Leave out every picture, then transcribe the rest of the listing exactly.

§ **INFORMATION GIVEN**
________________________________________
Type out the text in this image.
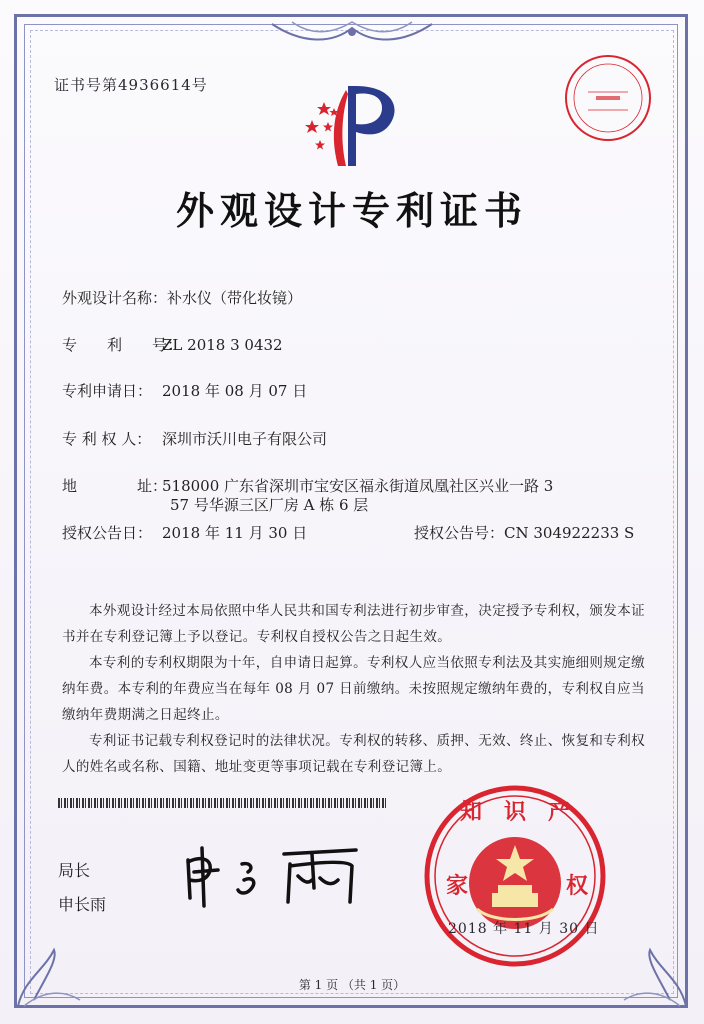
证书号第4936614号
外观设计专利证书
外观设计名称：补水仪（带化妆镜）
专　　利　　号：ZL 2018 3 0432
专利申请日： 2018 年 08 月 07 日
专 利 权 人： 深圳市沃川电子有限公司
地　　　　址：518000 广东省深圳市宝安区福永街道凤凰社区兴业一路 3
57 号华源三区厂房 A 栋 6 层
授权公告日： 2018 年 11 月 30 日	授权公告号：CN 304922233 S

本外观设计经过本局依照中华人民共和国专利法进行初步审查，决定授予专利权，颁发本证书并在专利登记簿上予以登记。专利权自授权公告之日起生效。

本专利的专利权期限为十年，自申请日起算。专利权人应当依照专利法及其实施细则规定缴纳年费。本专利的年费应当在每年 08 月 07 日前缴纳。未按照规定缴纳年费的，专利权自应当缴纳年费期满之日起终止。

专利证书记载专利权登记时的法律状况。专利权的转移、质押、无效、终止、恢复和专利权人的姓名或名称、国籍、地址变更等事项记载在专利登记簿上。

局长
申长雨
知　识　产
家	权
2018 年 11 月 30 日
第 1 页 （共 1 页）
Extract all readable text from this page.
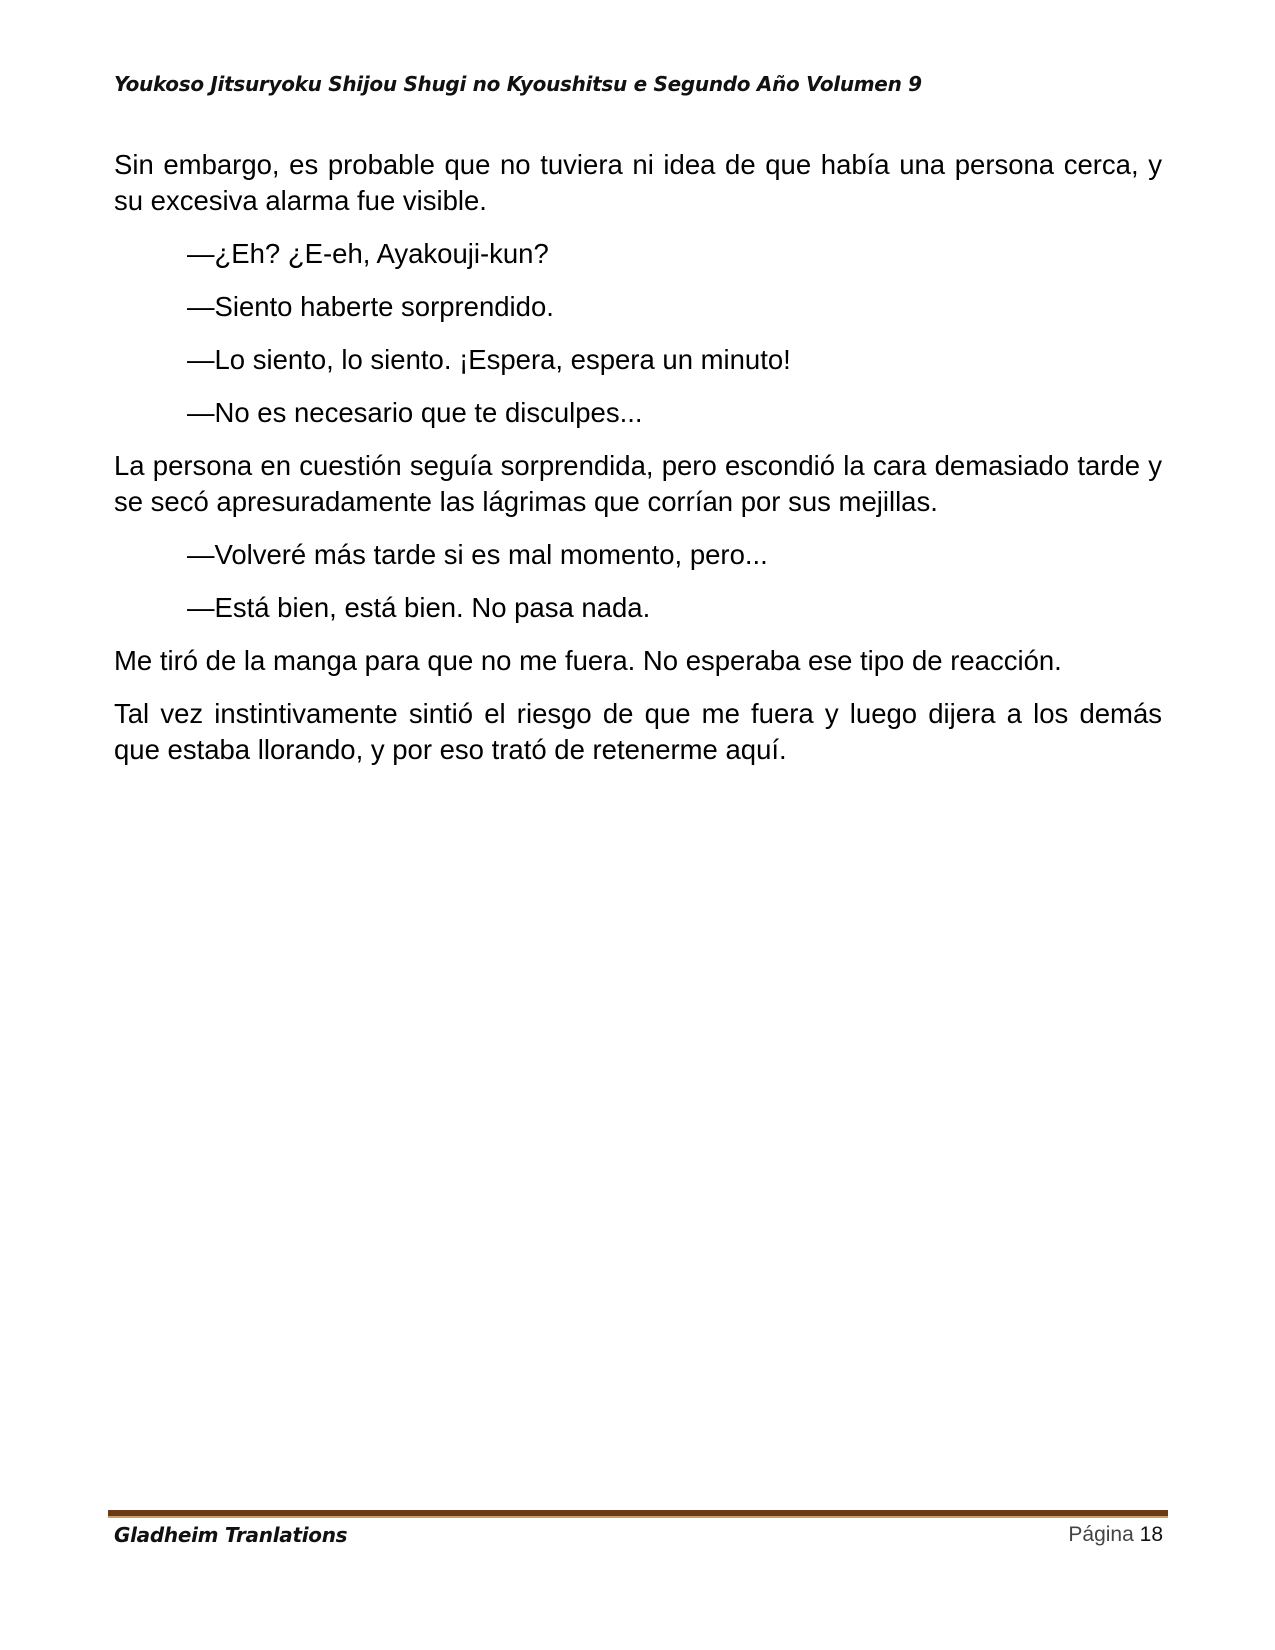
Youkoso Jitsuryoku Shijou Shugi no Kyoushitsu e Segundo Año Volumen 9

Sin embargo, es probable que no tuviera ni idea de que había una persona cerca, y su excesiva alarma fue visible.

—¿Eh? ¿E-eh, Ayakouji-kun?

—Siento haberte sorprendido.

—Lo siento, lo siento. ¡Espera, espera un minuto!

—No es necesario que te disculpes...

La persona en cuestión seguía sorprendida, pero escondió la cara demasiado tarde y se secó apresuradamente las lágrimas que corrían por sus mejillas.

—Volveré más tarde si es mal momento, pero...

—Está bien, está bien. No pasa nada.

Me tiró de la manga para que no me fuera. No esperaba ese tipo de reacción.

Tal vez instintivamente sintió el riesgo de que me fuera y luego dijera a los demás que estaba llorando, y por eso trató de retenerme aquí.

Gladheim Tranlations	Página 18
________________________________________
§ **FINAL ANSWER**
Type out the text in this image.
证书号第4936614号
外观设计专利证书
外观设计名称：补水仪（带化妆镜）
专　　利　　号：ZL 2018 3 0432
专利申请日： 2018 年 08 月 07 日
专 利 权 人： 深圳市沃川电子有限公司
地　　　　址：518000 广东省深圳市宝安区福永街道凤凰社区兴业一路 3
57 号华源三区厂房 A 栋 6 层
授权公告日： 2018 年 11 月 30 日	授权公告号：CN 304922233 S

本外观设计经过本局依照中华人民共和国专利法进行初步审查，决定授予专利权，颁发本证书并在专利登记簿上予以登记。专利权自授权公告之日起生效。

本专利的专利权期限为十年，自申请日起算。专利权人应当依照专利法及其实施细则规定缴纳年费。本专利的年费应当在每年 08 月 07 日前缴纳。未按照规定缴纳年费的，专利权自应当缴纳年费期满之日起终止。

专利证书记载专利权登记时的法律状况。专利权的转移、质押、无效、终止、恢复和专利权人的姓名或名称、国籍、地址变更等事项记载在专利登记簿上。

局长
申长雨
知　识　产
家	权
2018 年 11 月 30 日
第 1 页 （共 1 页）
Extract all readable text from this page.
Youkoso Jitsuryoku Shijou Shugi no Kyoushitsu e Segundo Año Volumen 9

Sin embargo, es probable que no tuviera ni idea de que había una persona cerca, y su excesiva alarma fue visible.

—¿Eh? ¿E-eh, Ayakouji-kun?

—Siento haberte sorprendido.

—Lo siento, lo siento. ¡Espera, espera un minuto!

—No es necesario que te disculpes...

La persona en cuestión seguía sorprendida, pero escondió la cara demasiado tarde y se secó apresuradamente las lágrimas que corrían por sus mejillas.

—Volveré más tarde si es mal momento, pero...

—Está bien, está bien. No pasa nada.

Me tiró de la manga para que no me fuera. No esperaba ese tipo de reacción.

Tal vez instintivamente sintió el riesgo de que me fuera y luego dijera a los demás que estaba llorando, y por eso trató de retenerme aquí.

Gladheim Tranlations	Página 18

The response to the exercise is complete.